◆ **STATED TASK**: Copy all lines holding the word "only" from the entries.

─── SUPPLIED RECORDS ───

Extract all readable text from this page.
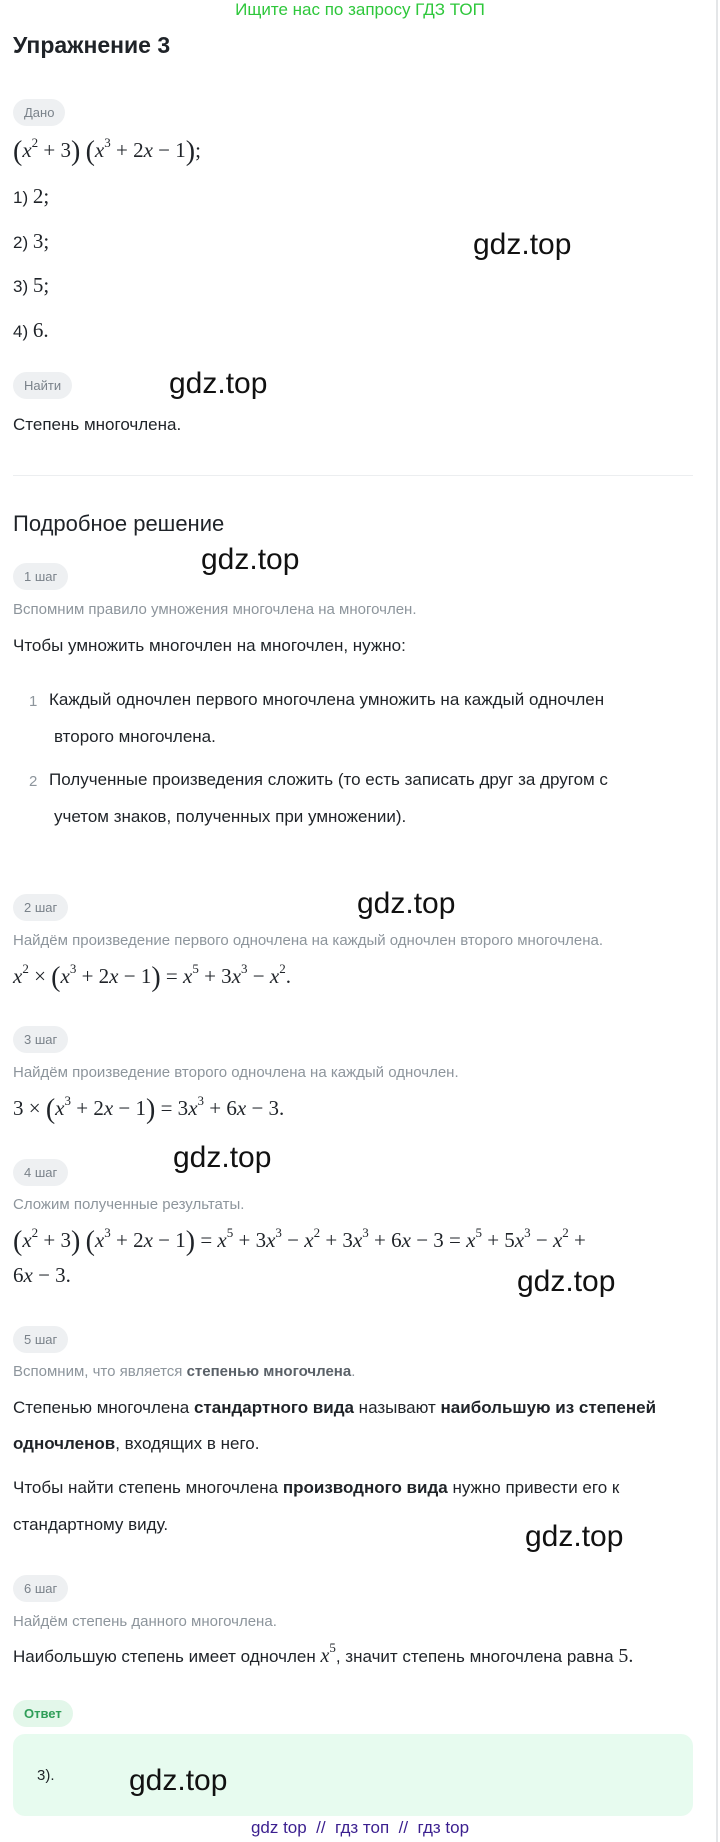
Ищите нас по запросу ГДЗ ТОП
Упражнение 3
Дано
$(x^2 + 3) (x^3 + 2x - 1)$;
1) 2;
2) 3;
3) 5;
4) 6.
Найти
Степень многочлена.
Подробное решение
1 шаг
Вспомним правило умножения многочлена на многочлен.
Чтобы умножить многочлен на многочлен, нужно:
1 Каждый одночлен первого многочлена умножить на каждый одночлен
второго многочлена.
2 Полученные произведения сложить (то есть записать друг за другом с
учетом знаков, полученных при умножении).
2 шаг
Найдём произведение первого одночлена на каждый одночлен второго многочлена.
$x^2 \times (x^3 + 2x - 1) = x^5 + 3x^3 - x^2$.
3 шаг
Найдём произведение второго одночлена на каждый одночлен.
$3 \times (x^3 + 2x - 1) = 3x^3 + 6x - 3$.
4 шаг
Сложим полученные результаты.
$(x^2 + 3) (x^3 + 2x - 1) = x^5 + 3x^3 - x^2 + 3x^3 + 6x - 3 = x^5 + 5x^3 - x^2$ +
6x − 3.
5 шаг
Вспомним, что является степенью многочлена.
Степенью многочлена стандартного вида называют наибольшую из степеней
одночленов, входящих в него.
Чтобы найти степень многочлена производного вида нужно привести его к
стандартному виду.
6 шаг
Найдём степень данного многочлена.
Наибольшую степень имеет одночлен $x^5$, значит степень многочлена равна 5.
Ответ
3).
gdz.top
gdz.top
gdz.top
gdz.top
gdz.top
gdz.top
gdz.top
gdz.top
gdz top  //  гдз топ  //  гдз top
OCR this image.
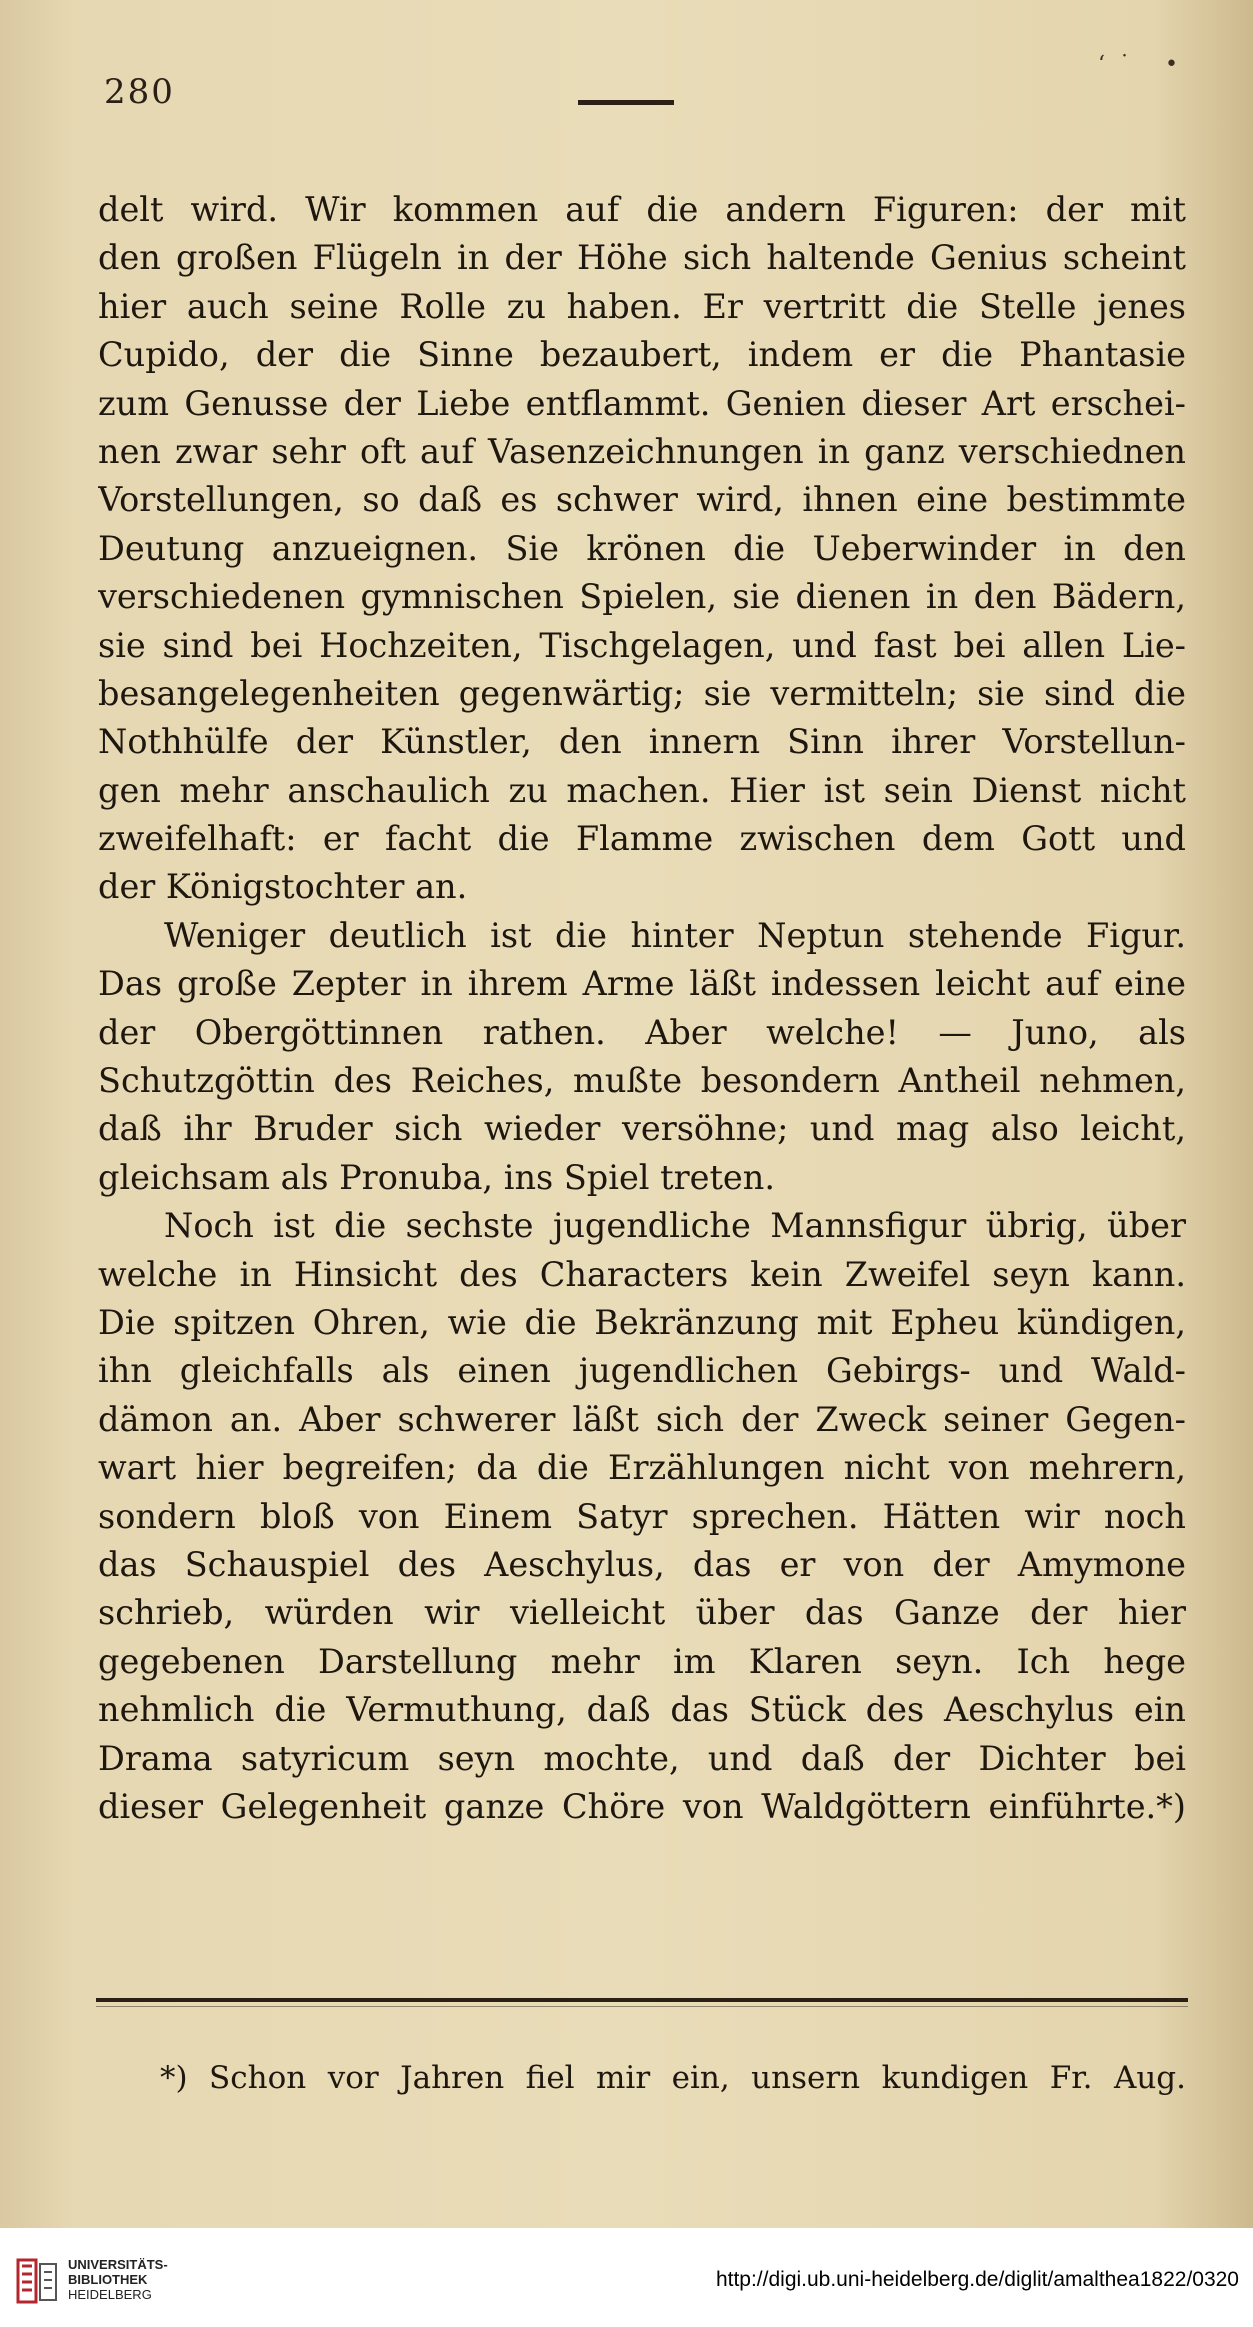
280
‘˙ •
delt wird. Wir kommen auf die andern Figuren: der mit
den großen Flügeln in der Höhe sich haltende Genius scheint
hier auch seine Rolle zu haben. Er vertritt die Stelle jenes
Cupido, der die Sinne bezaubert, indem er die Phantasie
zum Genusse der Liebe entflammt. Genien dieser Art erschei-
nen zwar sehr oft auf Vasenzeichnungen in ganz verschiednen
Vorstellungen, so daß es schwer wird, ihnen eine bestimmte
Deutung anzueignen. Sie krönen die Ueberwinder in den
verschiedenen gymnischen Spielen, sie dienen in den Bädern,
sie sind bei Hochzeiten, Tischgelagen, und fast bei allen Lie-
besangelegenheiten gegenwärtig; sie vermitteln; sie sind die
Nothhülfe der Künstler, den innern Sinn ihrer Vorstellun-
gen mehr anschaulich zu machen. Hier ist sein Dienst nicht
zweifelhaft: er facht die Flamme zwischen dem Gott und
der Königstochter an.
Weniger deutlich ist die hinter Neptun stehende Figur.
Das große Zepter in ihrem Arme läßt indessen leicht auf eine
der Obergöttinnen rathen. Aber welche! — Juno, als
Schutzgöttin des Reiches, mußte besondern Antheil nehmen,
daß ihr Bruder sich wieder versöhne; und mag also leicht,
gleichsam als Pronuba, ins Spiel treten.
Noch ist die sechste jugendliche Mannsfigur übrig, über
welche in Hinsicht des Characters kein Zweifel seyn kann.
Die spitzen Ohren, wie die Bekränzung mit Epheu kündigen,
ihn gleichfalls als einen jugendlichen Gebirgs- und Wald-
dämon an. Aber schwerer läßt sich der Zweck seiner Gegen-
wart hier begreifen; da die Erzählungen nicht von mehrern,
sondern bloß von Einem Satyr sprechen. Hätten wir noch
das Schauspiel des Aeschylus, das er von der Amymone
schrieb, würden wir vielleicht über das Ganze der hier
gegebenen Darstellung mehr im Klaren seyn. Ich hege
nehmlich die Vermuthung, daß das Stück des Aeschylus ein
Drama satyricum seyn mochte, und daß der Dichter bei
dieser Gelegenheit ganze Chöre von Waldgöttern einführte.*)
*) Schon vor Jahren fiel mir ein, unsern kundigen Fr. Aug.
UNIVERSITÄTS-
BIBLIOTHEK
HEIDELBERG
http://digi.ub.uni-heidelberg.de/diglit/amalthea1822/0320
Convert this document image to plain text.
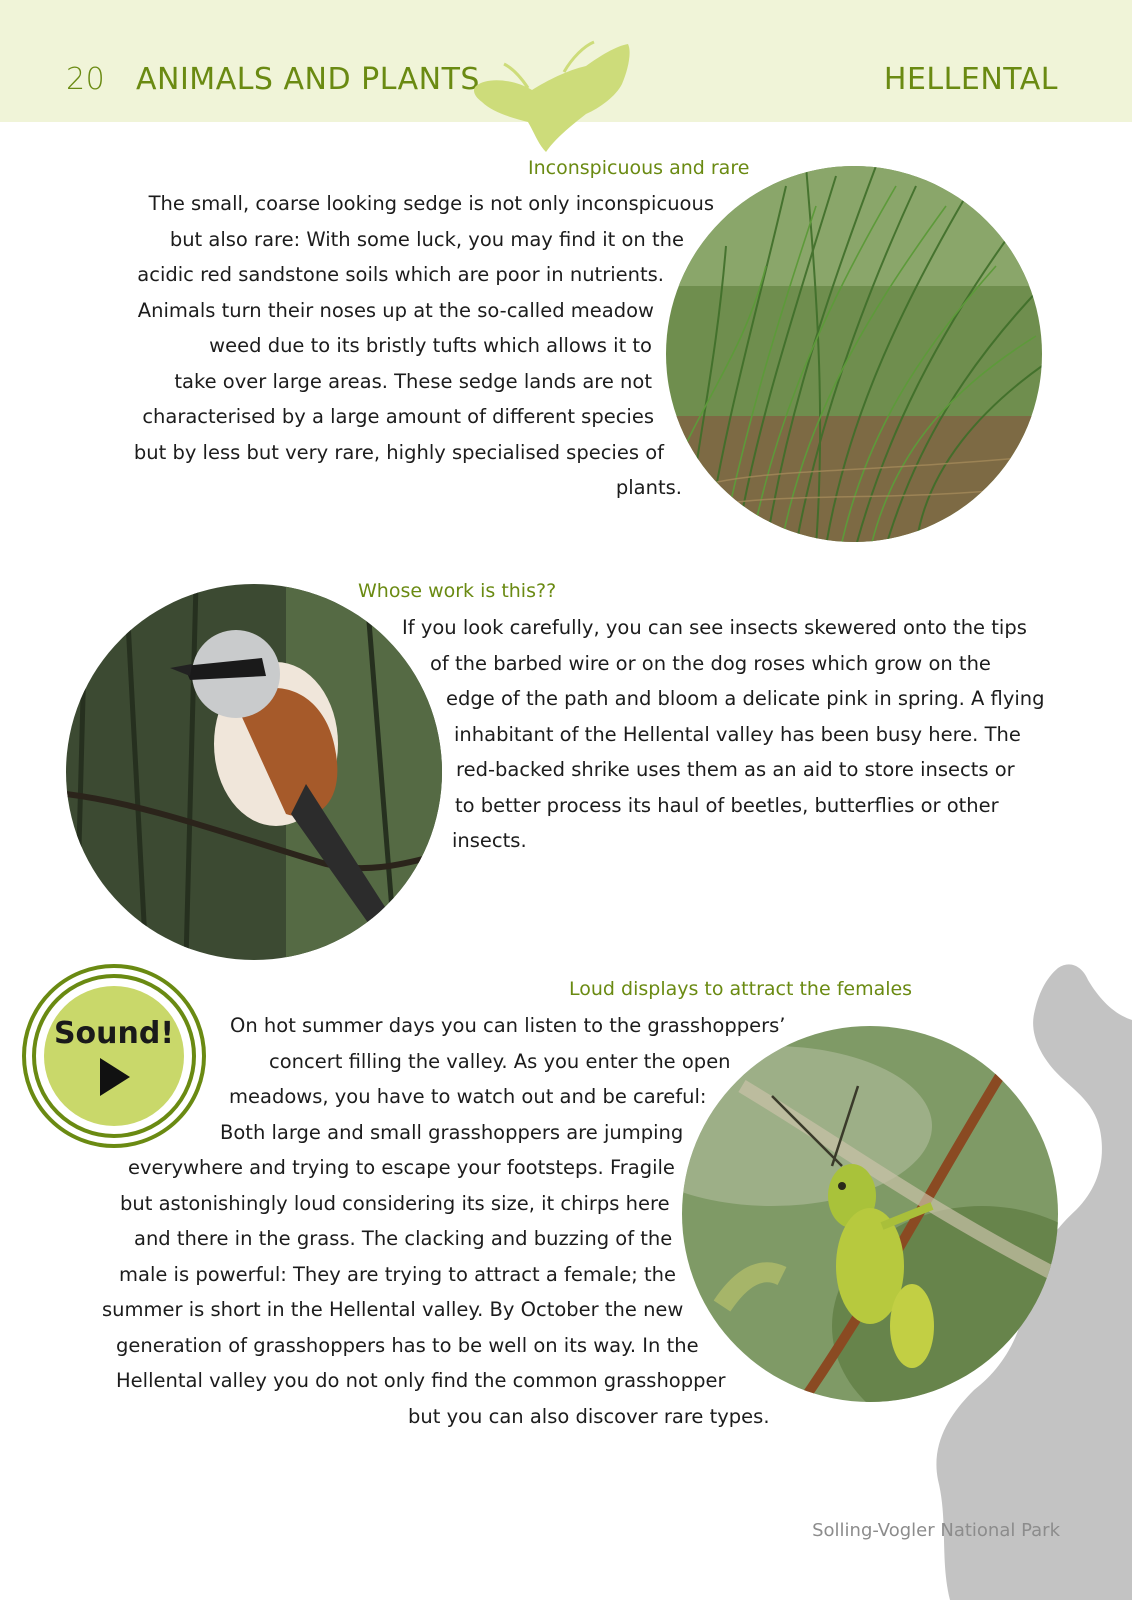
20 ANIMALS AND PLANTS	HELLENTAL
Inconspicuous and rare
The small, coarse looking sedge is not only inconspicuous
but also rare: With some luck, you may find it on the
acidic red sandstone soils which are poor in nutrients.
Animals turn their noses up at the so-called meadow
weed due to its bristly tufts which allows it to
take over large areas. These sedge lands are not
characterised by a large amount of different species
but by less but very rare, highly specialised species of
plants.
Whose work is this??
If you look carefully, you can see insects skewered onto the tips
of the barbed wire or on the dog roses which grow on the
edge of the path and bloom a delicate pink in spring. A flying
inhabitant of the Hellental valley has been busy here. The
red-backed shrike uses them as an aid to store insects or
to better process its haul of beetles, butterflies or other
insects.
Sound!
Loud displays to attract the females
On hot summer days you can listen to the grasshoppers’
concert filling the valley. As you enter the open
meadows, you have to watch out and be careful:
Both large and small grasshoppers are jumping
everywhere and trying to escape your footsteps. Fragile
but astonishingly loud considering its size, it chirps here
and there in the grass. The clacking and buzzing of the
male is powerful: They are trying to attract a female; the
summer is short in the Hellental valley. By October the new
generation of grasshoppers has to be well on its way. In the
Hellental valley you do not only find the common grasshopper
but you can also discover rare types.
Solling-Vogler National Park
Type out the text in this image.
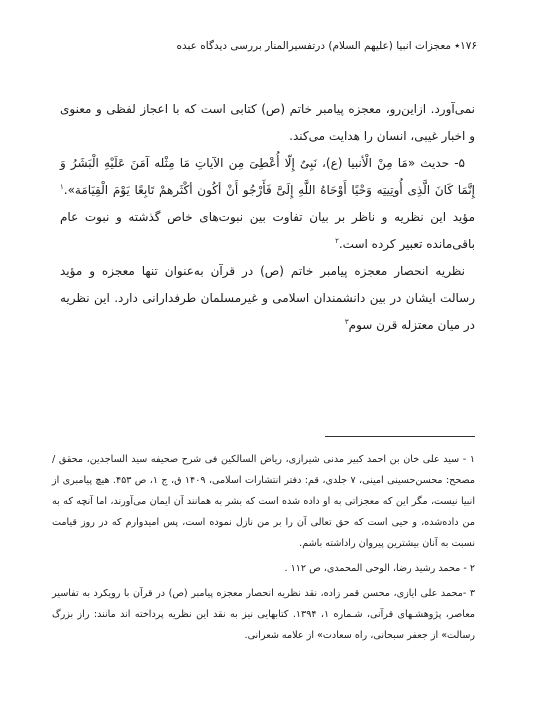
۱۷۶٭ معجزات انبیا (علیهم السلام) درتفسیرالمنار بررسی دیدگاه عبده

نمی‌آورد. ازاین‌رو، معجزه پیامبر خاتم (ص) کتابی است که با اعجاز لفظی و معنوی و اخبار غیبی، انسان را هدایت می‌کند.

۵- حدیث «مَا مِنْ الْأنبیا (ع)، نَبِیٌ إِلّا أُعْطِیَ مِن الآیاتِ مَا مِثْله آمَنَ عَلَیْهِ الْبَشَرُ وَ إِنَّمَا کَانَ الَّذِی أُوتِیتِه وَحْیًا أَوْحَاهُ اللَّهِ إِلَیَّ فَأَرْجُو أَنْ أکُون أکْثَرهمْ تَابِعًا یَوْمَ الْقِیَامَة».$^۱$ مؤید این نظریه و ناظر بر بیان تفاوت بین نبوت‌های خاص گذشته و نبوت عام باقی‌مانده تعبیر کرده است.$^۲$

نظریه انحصار معجزه پیامبر خاتم (ص) در قرآن به‌عنوان تنها معجزه و مؤید رسالت ایشان در بین دانشمندان اسلامی و غیرمسلمان طرفدارانی دارد. این نظریه در میان معتزله قرن سوم$^۳$

۱ - سید علی خان بن احمد کبیر مدنی شیرازی، ریاض السالکین فی شرح صحیفه سید الساجدین، محقق / مصحح: محسن‌حسینی امینی، ۷ جلدی، قم: دفتر انتشارات اسلامی، ۱۴۰۹ ق، ج ۱، ص ۴۵۳. هیچ پیامبری از انبیا نیست، مگر این که معجزاتی به او داده شده است که بشر به همانند آن ایمان می‌آورند، اما آنچه که به من دادەشده، و حیی است که حق تعالی آن را بر من نازل نموده است، پس امیدوارم که در روز قیامت نسبت به آنان بیشترین پیروان راداشته باشم.

۲ - محمد رشید رضا، الوحی المحمدی، ص ۱۱۲ .

۳ -محمد علی ایازی، محسن قمر زاده، نقد نظریه انحصار معجزه پیامبر (ص) در قرآن با رویکرد به تفاسیر معاصر، پژوهشـهای قرآنی، شـماره ۱، ۱۳۹۴. کتابهایی نیز به نقد این نظریه پرداخته اند مانند: راز بزرگ رسالت» از جعفر سبحانی، راه سعادت» از علامه شعرانی.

───

◆ **ANSWER BELOW**:
The small, coarse looking sedge is not only inconspicuous
Hellental valley you do not only find the common grasshopper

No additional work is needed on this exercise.